▸ What you need to do:
Skip every picture and transcribe the remaining material exactly.

▬▬▬▬▬▬

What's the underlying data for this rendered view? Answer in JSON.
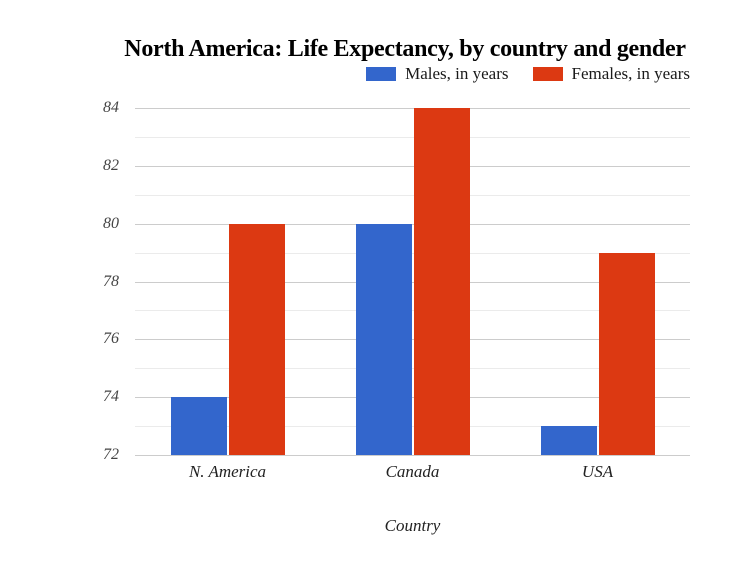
{
  "chart_data": {
    "type": "bar",
    "title": "North America: Life Expectancy, by country and gender",
    "categories": [
      "N. America",
      "Canada",
      "USA"
    ],
    "series": [
      {
        "name": "Males, in years",
        "color": "#3366cc",
        "values": [
          74,
          80,
          73
        ]
      },
      {
        "name": "Females, in years",
        "color": "#dc3912",
        "values": [
          80,
          84,
          79
        ]
      }
    ],
    "xlabel": "Country",
    "ylabel": "",
    "ylim": [
      72,
      84
    ],
    "ytick_step": 2,
    "yticks": [
      72,
      74,
      76,
      78,
      80,
      82,
      84
    ],
    "minor_gridlines": true,
    "legend_position": "top-right",
    "grid_on": true,
    "colors": {
      "major_gridline": "#cccccc",
      "minor_gridline": "#ebebeb",
      "tick_label": "#444444",
      "category_label": "#222222",
      "title": "#000000",
      "background": "#ffffff"
    }
  }
}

▬▬▬▬▬▬

▸ Answer for this exercise:
What's the underlying data for this rendered view? Answer in JSON.
{
  "chart_data": {
    "type": "bar",
    "title": "North America: Life Expectancy, by country and gender",
    "categories": [
      "N. America",
      "Canada",
      "USA"
    ],
    "series": [
      {
        "name": "Males, in years",
        "color": "#3366cc",
        "values": [
          74,
          80,
          73
        ]
      },
      {
        "name": "Females, in years",
        "color": "#dc3912",
        "values": [
          80,
          84,
          79
        ]
      }
    ],
    "xlabel": "Country",
    "ylabel": "",
    "ylim": [
      72,
      84
    ],
    "ytick_step": 2,
    "yticks": [
      72,
      74,
      76,
      78,
      80,
      82,
      84
    ],
    "minor_gridlines": true,
    "legend_position": "top-right",
    "grid_on": true,
    "colors": {
      "major_gridline": "#cccccc",
      "minor_gridline": "#ebebeb",
      "tick_label": "#444444",
      "category_label": "#222222",
      "title": "#000000",
      "background": "#ffffff"
    }
  }
}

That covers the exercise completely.